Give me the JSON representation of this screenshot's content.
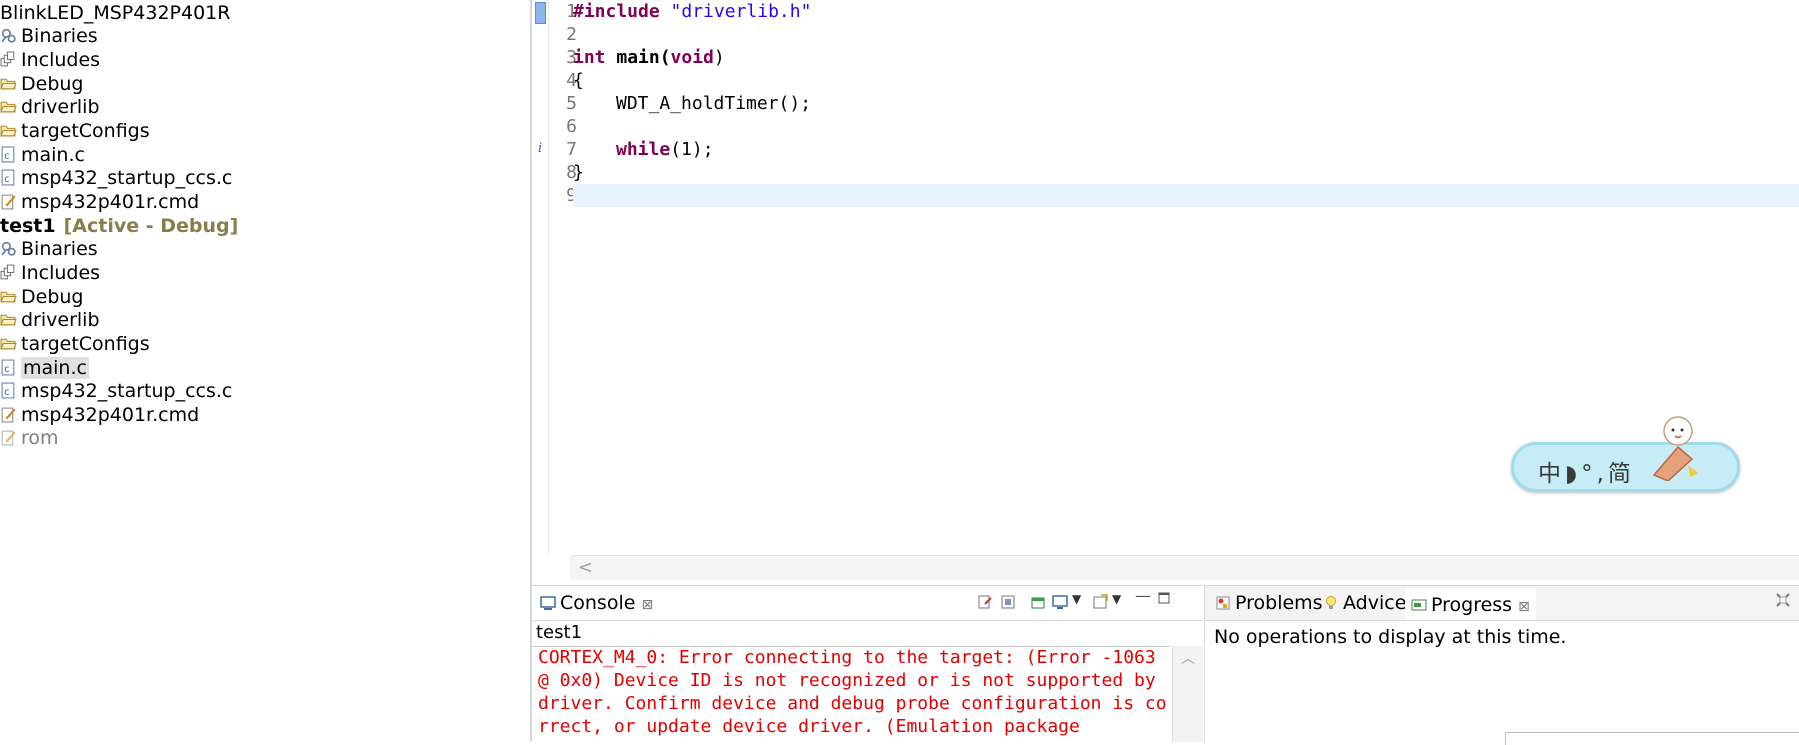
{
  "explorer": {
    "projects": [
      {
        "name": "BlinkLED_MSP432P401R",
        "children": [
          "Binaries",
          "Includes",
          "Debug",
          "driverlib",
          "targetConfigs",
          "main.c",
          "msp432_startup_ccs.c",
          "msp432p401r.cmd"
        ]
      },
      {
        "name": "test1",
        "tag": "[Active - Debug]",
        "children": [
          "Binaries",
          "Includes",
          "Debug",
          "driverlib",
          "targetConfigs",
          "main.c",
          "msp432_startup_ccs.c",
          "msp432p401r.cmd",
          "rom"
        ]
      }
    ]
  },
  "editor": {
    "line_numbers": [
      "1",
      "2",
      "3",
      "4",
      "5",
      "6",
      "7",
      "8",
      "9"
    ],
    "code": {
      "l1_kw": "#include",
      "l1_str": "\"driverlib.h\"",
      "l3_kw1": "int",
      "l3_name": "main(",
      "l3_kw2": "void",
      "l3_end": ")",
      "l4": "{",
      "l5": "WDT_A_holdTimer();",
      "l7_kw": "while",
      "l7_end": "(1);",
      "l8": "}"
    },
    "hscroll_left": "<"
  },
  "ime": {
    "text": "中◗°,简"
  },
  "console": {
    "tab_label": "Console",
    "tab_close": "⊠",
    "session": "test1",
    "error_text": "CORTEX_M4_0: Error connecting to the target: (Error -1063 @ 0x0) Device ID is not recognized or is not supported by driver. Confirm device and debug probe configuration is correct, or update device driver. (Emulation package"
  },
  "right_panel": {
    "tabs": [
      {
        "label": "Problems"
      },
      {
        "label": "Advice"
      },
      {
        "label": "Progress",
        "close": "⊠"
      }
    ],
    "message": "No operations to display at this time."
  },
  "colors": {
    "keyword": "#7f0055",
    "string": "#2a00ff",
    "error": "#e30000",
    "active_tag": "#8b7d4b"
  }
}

::::::::::

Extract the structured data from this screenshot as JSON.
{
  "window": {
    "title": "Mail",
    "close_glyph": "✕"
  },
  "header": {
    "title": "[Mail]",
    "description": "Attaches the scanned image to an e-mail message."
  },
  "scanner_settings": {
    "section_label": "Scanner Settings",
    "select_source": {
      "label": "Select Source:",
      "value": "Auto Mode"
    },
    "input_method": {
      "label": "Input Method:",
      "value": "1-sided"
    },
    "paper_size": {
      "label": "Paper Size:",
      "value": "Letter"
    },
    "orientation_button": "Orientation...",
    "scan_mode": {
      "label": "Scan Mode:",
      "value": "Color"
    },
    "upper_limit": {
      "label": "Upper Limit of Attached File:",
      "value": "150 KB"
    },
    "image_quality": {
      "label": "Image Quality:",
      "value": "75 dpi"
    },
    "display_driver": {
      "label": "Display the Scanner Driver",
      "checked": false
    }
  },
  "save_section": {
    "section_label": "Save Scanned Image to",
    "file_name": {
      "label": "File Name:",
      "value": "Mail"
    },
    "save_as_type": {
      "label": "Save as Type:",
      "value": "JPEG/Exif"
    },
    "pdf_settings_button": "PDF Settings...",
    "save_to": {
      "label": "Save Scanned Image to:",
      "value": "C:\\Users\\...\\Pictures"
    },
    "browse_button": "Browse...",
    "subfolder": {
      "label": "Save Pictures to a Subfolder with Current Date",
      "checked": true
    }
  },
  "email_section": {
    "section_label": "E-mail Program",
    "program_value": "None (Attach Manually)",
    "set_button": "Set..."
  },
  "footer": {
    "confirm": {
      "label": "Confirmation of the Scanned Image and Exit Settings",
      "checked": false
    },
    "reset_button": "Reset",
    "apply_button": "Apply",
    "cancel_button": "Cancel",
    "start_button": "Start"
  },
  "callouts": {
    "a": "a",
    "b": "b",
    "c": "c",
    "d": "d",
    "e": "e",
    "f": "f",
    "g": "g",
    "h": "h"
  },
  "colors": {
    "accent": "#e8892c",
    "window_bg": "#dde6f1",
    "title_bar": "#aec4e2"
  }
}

::::::::::

● WORK TO DO:
Scan the records above for the string "message", then select every line that holds it.

● EXERCISE RESULT:
    "message": "No operations to display at this time."
    "description": "Attaches the scanned image to an e-mail message."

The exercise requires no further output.